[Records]

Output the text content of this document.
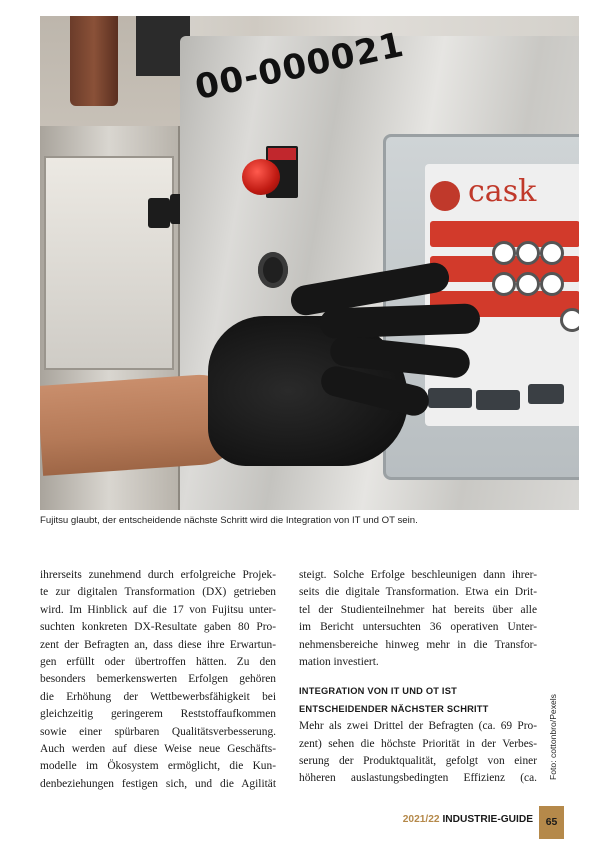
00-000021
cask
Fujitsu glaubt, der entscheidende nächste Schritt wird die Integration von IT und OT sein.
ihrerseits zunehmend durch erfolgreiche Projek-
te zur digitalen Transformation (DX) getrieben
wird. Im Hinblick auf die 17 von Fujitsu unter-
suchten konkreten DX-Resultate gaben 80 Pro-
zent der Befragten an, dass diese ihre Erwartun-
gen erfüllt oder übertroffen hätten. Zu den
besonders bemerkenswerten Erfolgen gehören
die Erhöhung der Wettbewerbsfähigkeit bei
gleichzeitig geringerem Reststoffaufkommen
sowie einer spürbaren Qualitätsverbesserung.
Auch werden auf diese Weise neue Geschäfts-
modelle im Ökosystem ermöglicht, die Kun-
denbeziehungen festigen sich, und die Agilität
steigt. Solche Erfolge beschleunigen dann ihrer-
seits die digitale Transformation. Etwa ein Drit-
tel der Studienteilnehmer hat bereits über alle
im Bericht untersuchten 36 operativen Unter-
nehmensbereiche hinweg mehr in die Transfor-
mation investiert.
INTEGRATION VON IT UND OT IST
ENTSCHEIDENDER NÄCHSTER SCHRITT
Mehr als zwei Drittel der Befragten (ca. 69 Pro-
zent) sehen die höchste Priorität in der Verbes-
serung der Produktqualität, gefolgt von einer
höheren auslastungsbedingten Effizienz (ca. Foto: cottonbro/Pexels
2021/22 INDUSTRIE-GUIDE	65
---
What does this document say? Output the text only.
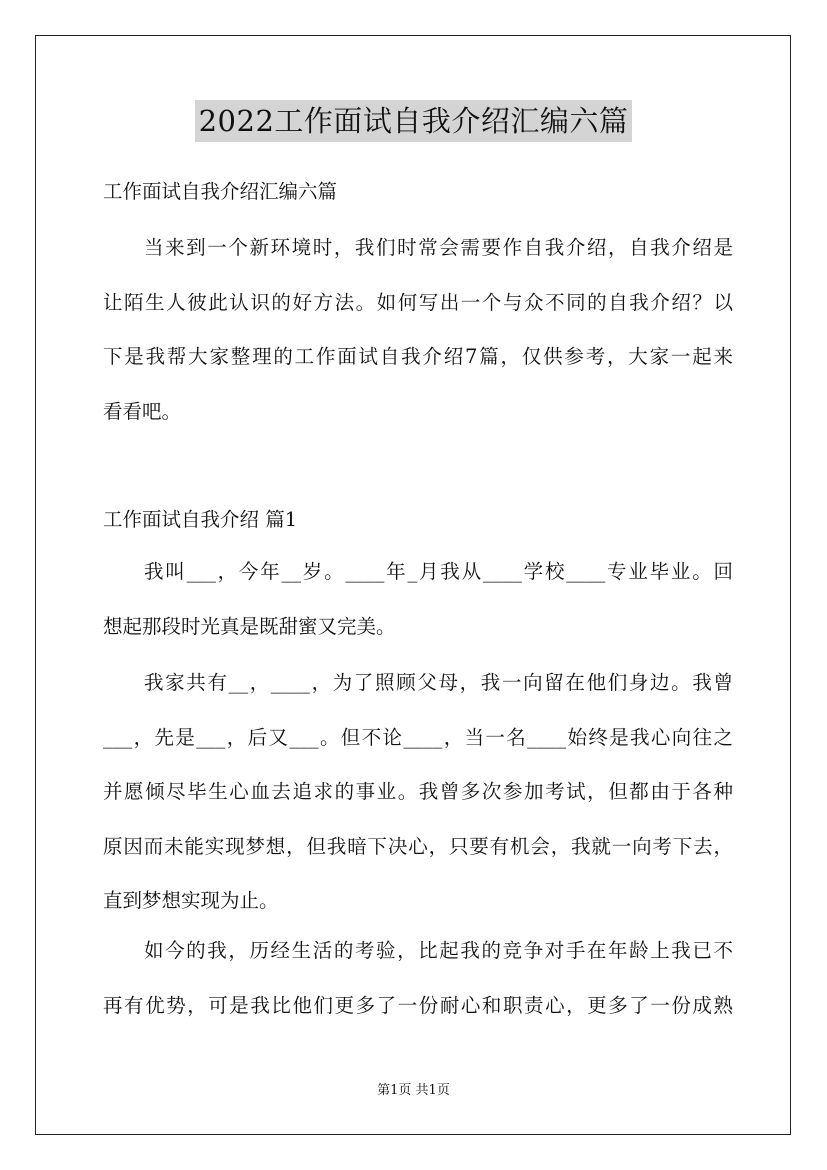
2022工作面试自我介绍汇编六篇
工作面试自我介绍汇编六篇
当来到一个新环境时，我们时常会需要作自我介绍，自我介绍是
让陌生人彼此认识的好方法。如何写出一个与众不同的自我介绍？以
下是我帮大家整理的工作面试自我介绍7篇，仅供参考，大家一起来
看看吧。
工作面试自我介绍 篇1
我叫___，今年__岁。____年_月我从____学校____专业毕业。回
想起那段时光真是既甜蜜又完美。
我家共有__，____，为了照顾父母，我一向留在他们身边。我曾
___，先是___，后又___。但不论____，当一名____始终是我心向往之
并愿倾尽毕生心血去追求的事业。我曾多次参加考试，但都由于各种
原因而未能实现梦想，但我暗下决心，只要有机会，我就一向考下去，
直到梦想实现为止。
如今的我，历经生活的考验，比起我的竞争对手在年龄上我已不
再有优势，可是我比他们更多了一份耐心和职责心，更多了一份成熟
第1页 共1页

#### [TASK DESCRIPTION]
Copy out each line of the records where the string "Output" appears.

#### [RESPONSE]
Output the text content of this document.
What does this document say? Output the text only.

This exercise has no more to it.